## PROBLEM TO SOLVE
Write out the records that appear below, verbatim and complete, but without pictures.
******
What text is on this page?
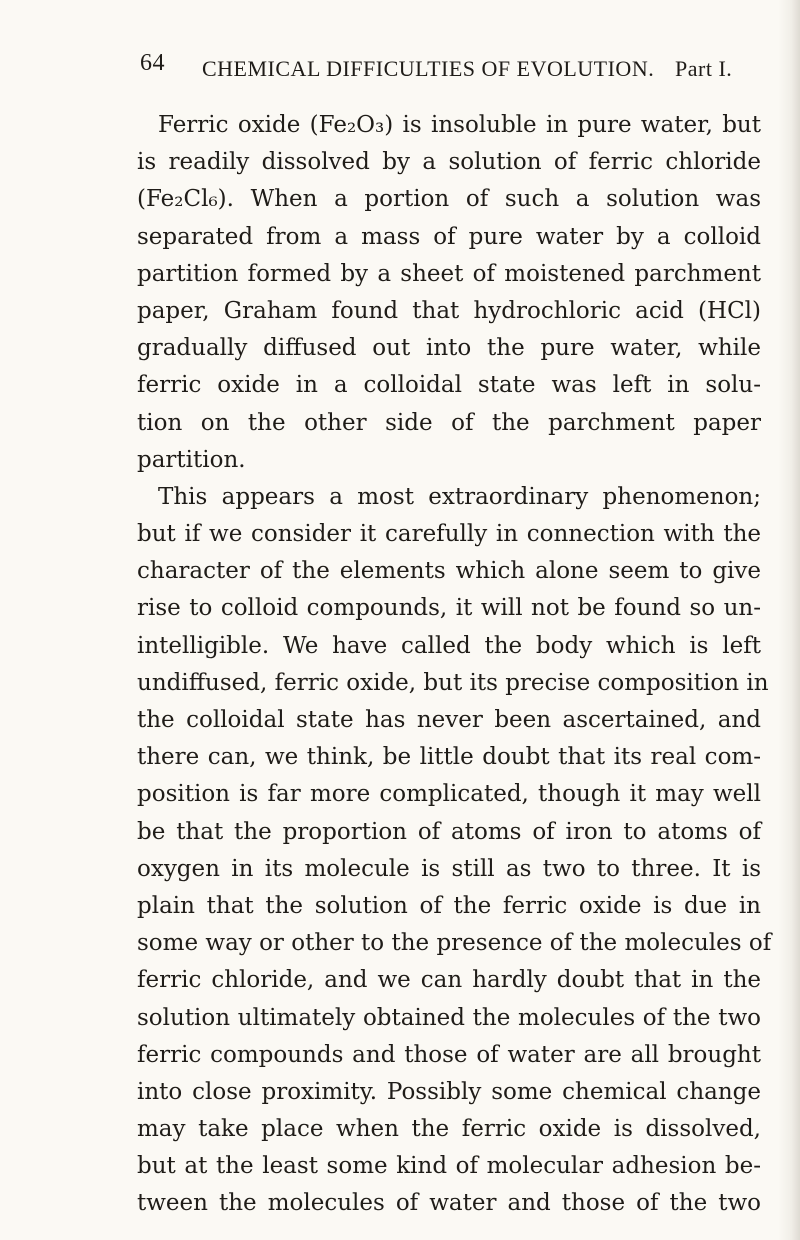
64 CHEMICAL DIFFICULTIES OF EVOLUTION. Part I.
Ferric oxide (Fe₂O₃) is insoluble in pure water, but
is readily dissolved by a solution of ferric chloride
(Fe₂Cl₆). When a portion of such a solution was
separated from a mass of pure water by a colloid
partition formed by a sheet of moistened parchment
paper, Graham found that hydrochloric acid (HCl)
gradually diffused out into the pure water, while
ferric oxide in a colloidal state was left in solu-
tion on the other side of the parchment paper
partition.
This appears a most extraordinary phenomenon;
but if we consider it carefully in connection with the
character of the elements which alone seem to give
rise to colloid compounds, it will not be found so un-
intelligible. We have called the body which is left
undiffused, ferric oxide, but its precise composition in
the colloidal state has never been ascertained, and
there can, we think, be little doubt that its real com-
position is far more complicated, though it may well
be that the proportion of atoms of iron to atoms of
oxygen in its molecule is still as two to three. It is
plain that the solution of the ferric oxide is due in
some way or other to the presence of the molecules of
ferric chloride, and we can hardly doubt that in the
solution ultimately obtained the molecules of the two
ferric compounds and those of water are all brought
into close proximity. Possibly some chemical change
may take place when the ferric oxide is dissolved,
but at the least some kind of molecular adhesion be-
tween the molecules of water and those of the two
******
## WRITTEN RESPONSE
What text is on this page?
64 CHEMICAL DIFFICULTIES OF EVOLUTION. Part I.
Ferric oxide (Fe₂O₃) is insoluble in pure water, but
is readily dissolved by a solution of ferric chloride
(Fe₂Cl₆). When a portion of such a solution was
separated from a mass of pure water by a colloid
partition formed by a sheet of moistened parchment
paper, Graham found that hydrochloric acid (HCl)
gradually diffused out into the pure water, while
ferric oxide in a colloidal state was left in solu-
tion on the other side of the parchment paper
partition.
This appears a most extraordinary phenomenon;
but if we consider it carefully in connection with the
character of the elements which alone seem to give
rise to colloid compounds, it will not be found so un-
intelligible. We have called the body which is left
undiffused, ferric oxide, but its precise composition in
the colloidal state has never been ascertained, and
there can, we think, be little doubt that its real com-
position is far more complicated, though it may well
be that the proportion of atoms of iron to atoms of
oxygen in its molecule is still as two to three. It is
plain that the solution of the ferric oxide is due in
some way or other to the presence of the molecules of
ferric chloride, and we can hardly doubt that in the
solution ultimately obtained the molecules of the two
ferric compounds and those of water are all brought
into close proximity. Possibly some chemical change
may take place when the ferric oxide is dissolved,
but at the least some kind of molecular adhesion be-
tween the molecules of water and those of the two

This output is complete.